THE TASK >> Wherever "Products" appears in a line, copy that line.

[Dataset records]
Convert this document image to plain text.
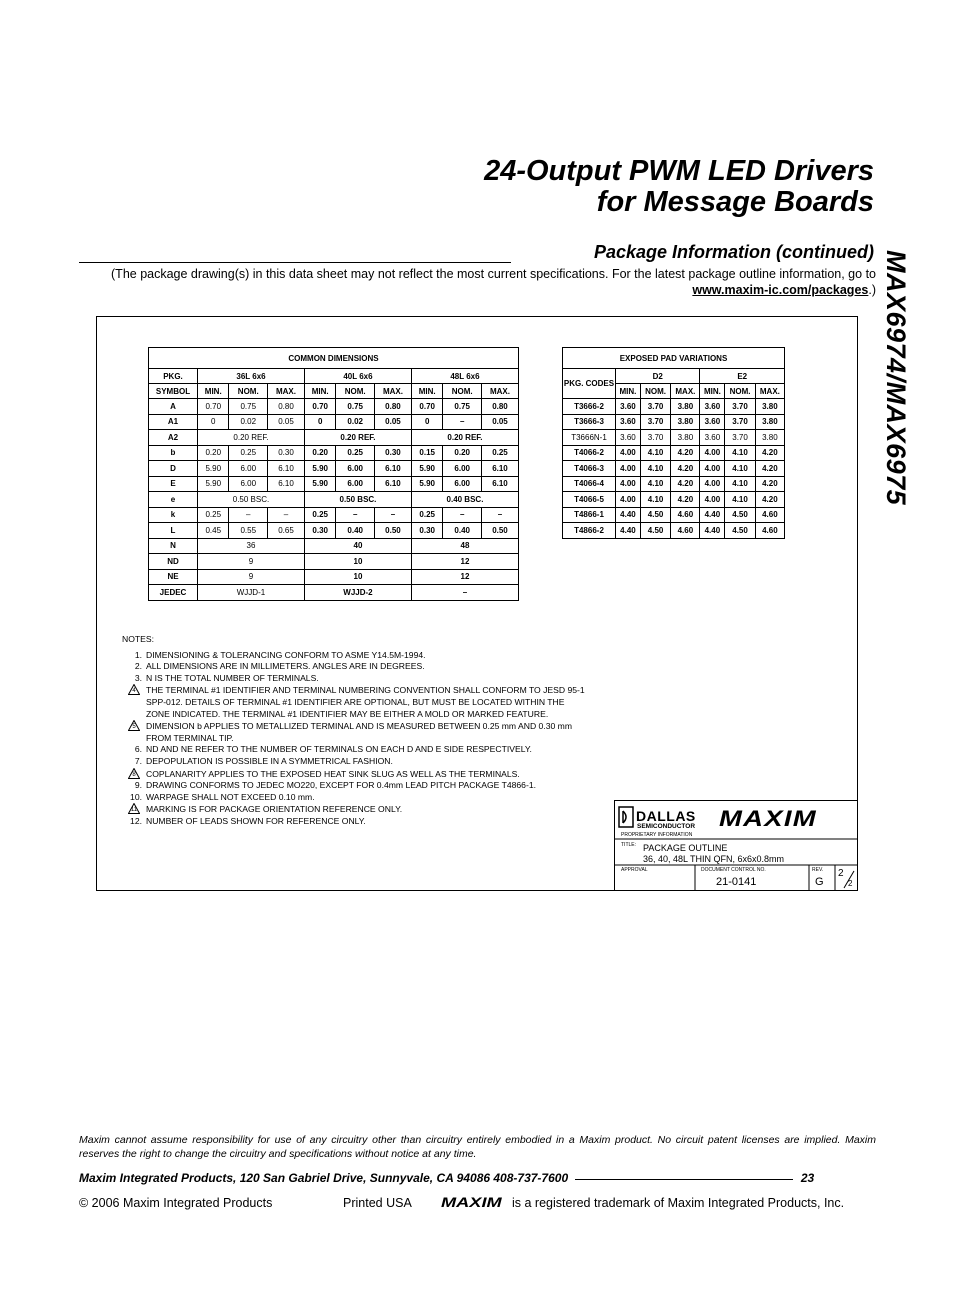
24-Output PWM LED Drivers
for Message Boards
MAX6974/MAX6975
Package Information (continued)
(The package drawing(s) in this data sheet may not reflect the most current specifications. For the latest package outline information, go to www.maxim-ic.com/packages.)
COMMON DIMENSIONS									
PKG.	36L 6x6			40L 6x6			48L 6x6		
SYMBOL	MIN.	NOM.	MAX.	MIN.	NOM.	MAX.	MIN.	NOM.	MAX.
A	0.70	0.75	0.80	0.70	0.75	0.80	0.70	0.75	0.80
A1	0	0.02	0.05	0	0.02	0.05	0	–	0.05
A2	0.20 REF.			0.20 REF.			0.20 REF.		
b	0.20	0.25	0.30	0.20	0.25	0.30	0.15	0.20	0.25
D	5.90	6.00	6.10	5.90	6.00	6.10	5.90	6.00	6.10
E	5.90	6.00	6.10	5.90	6.00	6.10	5.90	6.00	6.10
e	0.50 BSC.			0.50 BSC.			0.40 BSC.		
k	0.25	–	–	0.25	–	–	0.25	–	–
L	0.45	0.55	0.65	0.30	0.40	0.50	0.30	0.40	0.50
N	36			40			48		
ND	9			10			12		
NE	9			10			12		
JEDEC	WJJD-1			WJJD-2			–		
EXPOSED PAD VARIATIONS						
PKG. CODES	D2			E2		
	MIN.	NOM.	MAX.	MIN.	NOM.	MAX.
T3666-2	3.60	3.70	3.80	3.60	3.70	3.80
T3666-3	3.60	3.70	3.80	3.60	3.70	3.80
T3666N-1	3.60	3.70	3.80	3.60	3.70	3.80
T4066-2	4.00	4.10	4.20	4.00	4.10	4.20
T4066-3	4.00	4.10	4.20	4.00	4.10	4.20
T4066-4	4.00	4.10	4.20	4.00	4.10	4.20
T4066-5	4.00	4.10	4.20	4.00	4.10	4.20
T4866-1	4.40	4.50	4.60	4.40	4.50	4.60
T4866-2	4.40	4.50	4.60	4.40	4.50	4.60
NOTES:
1. DIMENSIONING & TOLERANCING CONFORM TO ASME Y14.5M-1994.
2. ALL DIMENSIONS ARE IN MILLIMETERS. ANGLES ARE IN DEGREES.
3. N IS THE TOTAL NUMBER OF TERMINALS.
4	THE TERMINAL #1 IDENTIFIER AND TERMINAL NUMBERING CONVENTION SHALL CONFORM TO JESD 95-1
SPP-012. DETAILS OF TERMINAL #1 IDENTIFIER ARE OPTIONAL, BUT MUST BE LOCATED WITHIN THE
ZONE INDICATED. THE TERMINAL #1 IDENTIFIER MAY BE EITHER A MOLD OR MARKED FEATURE.
5	DIMENSION b APPLIES TO METALLIZED TERMINAL AND IS MEASURED BETWEEN 0.25 mm AND 0.30 mm
FROM TERMINAL TIP.
6. ND AND NE REFER TO THE NUMBER OF TERMINALS ON EACH D AND E SIDE RESPECTIVELY.
7. DEPOPULATION IS POSSIBLE IN A SYMMETRICAL FASHION.
8	COPLANARITY APPLIES TO THE EXPOSED HEAT SINK SLUG AS WELL AS THE TERMINALS.
9. DRAWING CONFORMS TO JEDEC MO220, EXCEPT FOR 0.4mm LEAD PITCH PACKAGE T4866-1.
10. WARPAGE SHALL NOT EXCEED 0.10 mm.
11	MARKING IS FOR PACKAGE ORIENTATION REFERENCE ONLY.
12. NUMBER OF LEADS SHOWN FOR REFERENCE ONLY.	DALLAS
SEMICONDUCTOR MAXIM
PROPRIETARY INFORMATION
TITLE: PACKAGE OUTLINE
36, 40, 48L THIN QFN, 6x6x0.8mm
APPROVAL	DOCUMENT CONTROL NO.	REV.
21-0141	G
2
2
Maxim cannot assume responsibility for use of any circuitry other than circuitry entirely embodied in a Maxim product. No circuit patent licenses are implied. Maxim reserves the right to change the circuitry and specifications without notice at any time.
Maxim Integrated Products, 120 San Gabriel Drive, Sunnyvale, CA 94086 408-737-7600	23
© 2006 Maxim Integrated Products	Printed USA MAXIM is a registered trademark of Maxim Integrated Products, Inc.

RIGHT ANSWER >>
Maxim Integrated Products, 120 San Gabriel Drive, Sunnyvale, CA 94086 408-737-7600	23
© 2006 Maxim Integrated Products	Printed USA MAXIM is a registered trademark of Maxim Integrated Products, Inc.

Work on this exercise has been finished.